= QUOTED TEXT =
= = = = =
A simple application for automatic identification of (certain) food types in images.
- Overview
- Getting Started
- Web Interface
- API Endpoint Usage
- Application Architecture
- Machine Learning Model Architecture
- Training & Testing Procedures
- The Most Out of Place Section: Continuous Improvement/ Continuous Delivery
- Acknowledgements
- Contact
This web application essentially aims to identify the type of food displayed in an image, out of a total of 12 different food classes, all of which are drawn from common everyday food found in Singapore.
Serious tone switches off from this point onwards - Why so serious? :D
What use can there be for this? Well I suppose, if there is for some unknown reason that'd make you want to tag random food images that you have of food that you can find in Singapore, especially those on the web, this can perhaps... be useful .
On a much smaller scale, if you have a friend who has just arrived in Singapore or the surrounding region and can't identify local food for whatsoever reason, then maybe he/she would like to use this - imagine a person taking photos of food he/she sees to identify them I guess? Maybe that person needs to know if something is spicy in advance before eating it?
Okay enough of the nonsensical fluff for now and let's move on...
All the relevant packages that you'll need are listed in the conda.yml
file found in the main project directory so
install all of those somewhere, preferably in a conda environment, before running the application locally.
For those who can't google or use too much virtualenv (like yours truly) to know this:
conda env create -f conda.yml
To run the web app locally, simply run this (note that you might need to uncomment/comment certain lines if the code was last left in a state for deployment):
python src.app
The app should run on the local port 8000. You can then send HTTP requests to your local server (always alone) either by using ways such as, but not limited to, of course,
- the browser graphical user interface
- the curl command line tool
- the Requests package for Python
- essentially anything else that can send HTTP requests (too many for me to list)
= = = = =
= DATA LINES =
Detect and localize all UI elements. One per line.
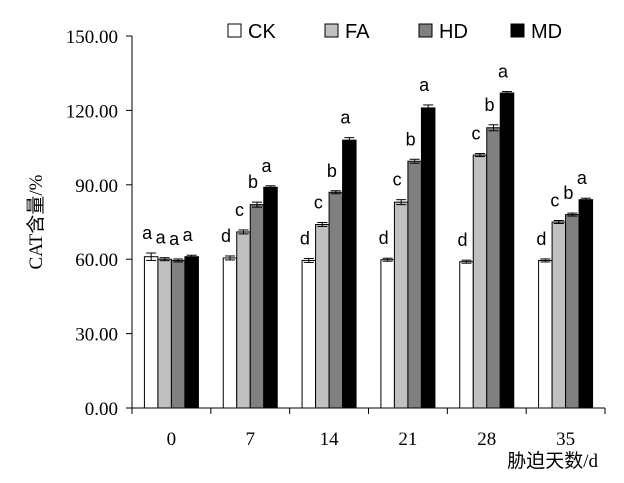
bar-hd-7 <box>249 204 265 409</box>
significance-letter: d <box>457 230 467 250</box>
significance-letter: b <box>484 95 494 115</box>
y-tick-label: 0.00 <box>85 399 118 420</box>
bar-hd-28 <box>486 127 501 409</box>
x-tick-label: 7 <box>246 429 256 450</box>
significance-letter: a <box>419 75 430 95</box>
significance-letter: a <box>498 62 509 82</box>
y-tick-label: 120.00 <box>66 101 118 122</box>
y-tick-label: 150.00 <box>66 27 118 48</box>
bar-ck-7 <box>222 257 238 409</box>
legend-swatch <box>418 23 433 38</box>
y-tick-label: 90.00 <box>75 176 118 197</box>
significance-letter: a <box>142 223 153 243</box>
bar-hd-14 <box>328 191 344 409</box>
significance-letter: a <box>340 108 351 128</box>
x-tick-label: 14 <box>320 429 340 450</box>
bar-fa-35 <box>551 221 567 409</box>
legend-swatch <box>227 23 242 38</box>
bar-ck-0 <box>143 256 159 409</box>
significance-letter: c <box>393 170 402 190</box>
legend-swatch <box>324 23 339 38</box>
y-tick-label: 60.00 <box>75 250 118 271</box>
bar-ck-28 <box>459 261 474 409</box>
x-tick-label: 21 <box>398 429 417 450</box>
bar-md-28 <box>499 92 515 409</box>
legend: CK FA HD MD <box>227 21 562 43</box>
x-tick-label: 35 <box>556 429 575 450</box>
significance-letter: b <box>248 172 258 192</box>
significance-letter: c <box>550 191 559 211</box>
bar-md-7 <box>263 186 278 409</box>
significance-letter: c <box>235 200 244 220</box>
bar-fa-7 <box>236 231 251 409</box>
x-tick-label: 0 <box>167 429 177 450</box>
bar-md-21 <box>420 107 436 409</box>
significance-letter: a <box>169 229 180 249</box>
significance-letter: b <box>563 183 573 203</box>
y-ticks: 0.00 30.00 60.00 90.00 120.00 150.00 <box>66 27 132 420</box>
x-ticks: 0 7 14 21 28 35 <box>131 408 606 450</box>
bar-ck-35 <box>538 259 553 409</box>
significance-letter: a <box>156 228 167 248</box>
significance-letter: d <box>379 228 389 248</box>
legend-label: CK <box>248 21 276 43</box>
bar-hd-21 <box>407 160 422 409</box>
bar-md-35 <box>578 199 594 409</box>
significance-letter: a <box>261 156 272 176</box>
bar-md-0 <box>184 256 199 409</box>
legend-label: FA <box>345 21 370 43</box>
y-axis-title: CAT含量/% <box>25 174 47 269</box>
legend-swatch <box>510 23 525 38</box>
significance-letter: c <box>314 192 323 212</box>
bar-ck-14 <box>301 259 317 409</box>
axes <box>131 36 605 409</box>
y-tick-label: 30.00 <box>75 325 118 346</box>
x-axis-title: 胁迫天数/d <box>507 450 598 472</box>
significance-letter: d <box>536 229 546 249</box>
bar-fa-0 <box>157 258 172 409</box>
significance-letter: a <box>577 168 588 188</box>
legend-label: MD <box>531 21 562 43</box>
bar-fa-14 <box>315 223 330 409</box>
significance-letter: b <box>327 161 337 181</box>
significance-letter: b <box>406 129 416 149</box>
bar-hd-0 <box>170 259 186 409</box>
x-tick-label: 28 <box>477 429 496 450</box>
significance-letter: c <box>472 124 481 144</box>
bar-fa-21 <box>393 201 409 409</box>
bar-hd-35 <box>565 214 580 409</box>
bar-md-14 <box>342 139 357 409</box>
significance-letter: d <box>300 228 310 248</box>
legend-label: HD <box>439 21 468 43</box>
bar-fa-28 <box>472 154 488 409</box>
significance-letter: d <box>221 226 231 246</box>
significance-letter: a <box>183 225 194 245</box>
bar-ck-21 <box>380 259 395 409</box>
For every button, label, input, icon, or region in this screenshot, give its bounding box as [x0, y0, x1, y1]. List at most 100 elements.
= = = = =
= REQUIREMENTS =
1) Decide whether each statement agrees with the food-identification text: (a) the application chooses among 12 food classes; (b) the application runs locally on port 5000; (c) the required packages are listed in a requirements.txt file. Answer yes or no for each, quoting the words of the text that settle it.
2) Write the next part of the food-identification text, picking up after its last line.
The records were drawn from a source separate from the food-identification text.

= EXERCISE RESULTS =
1)
(a) Yes: "out of a total of 12 different food classes"
(b) No: "The app should run on the local port 8000."
(c) No: "All the relevant packages that you'll need are listed in the conda.yml"

2)
The web interface has been designed to allow for easy uploading and predicting of image classes. Simply click on the upload area or drag an image to it to select a photo. Select on 'Feed!' to submit the image. The predicted class name with appear on the preview image.
A pie chart would also automatically be generated to visualise the prediction probabilities of the different classes. Hover over any of the pie chart slices to get more information about the prediction probabilities and classes.
Some brief documentation of the features of this model has also been included in the web interface. Click on them to find out more (if you are too lazy to read this page).
Note that the visual interface has been somewhat optimised even for mobile devices with smaller screens so feel free to use it on the go (if you ever have the need to).
^ Whoops hope you didn't get seizures from all those flashy GIFs 😅
There are four (for now - don't judge) API endpoints implemented for this project:
index
The most boring and useless endpoint of them all. Accepts any HTTP request and basically returns a HTML document containing information about the model and training. Yet to be really implemented because well, there are better things to judge its book than by its cover right?
short_description
Slightly less useless than the previous one, but it essentially returns information about the model and what input it
expects in JSON format. Accepts only a GET
HTTP method specified in a request.
predict
Ah the sole key aspect of this entire project (even though it's ultimately not super impressive) - returns the
predicted food type and a prediction value from 0 to 1 indicating the probability that the prediction is true, upon
receiving an absolute image path that leads to the image that contains the food to be identified. Accepts only a
POST
HTTP request that contains the image path specified as an upload directory.
gui_predict
Only used for the web browser interface to return a dictionary containing key-value pairs of the class predictions of
the different types of food, and their corresponding prediction probabilities. Note that the names of the food
classes returned are capitalised and have their underscores removed as they would be used to display the class
names on the web application. Accepts only a POST
HTTP request that contains the image data that has been
jsonified and converted to its base64 radix representation.
The frontend of this project is basically handled with the usual frontend development triad, HTML, CSS, and JavaScript. In particular, the library D3.js was used to create the visualisation of the prediction probabilities of an image uploaded to the server.
Besides interacting directly with the web browser interface, users can also use other ways (refer to Usage) to make HTTP requests to the app server, which are then handled by a Flask backend, which if necessary, then uses a pretrained classification model built with TensorFlow/Keras to generate predictions for the image specified.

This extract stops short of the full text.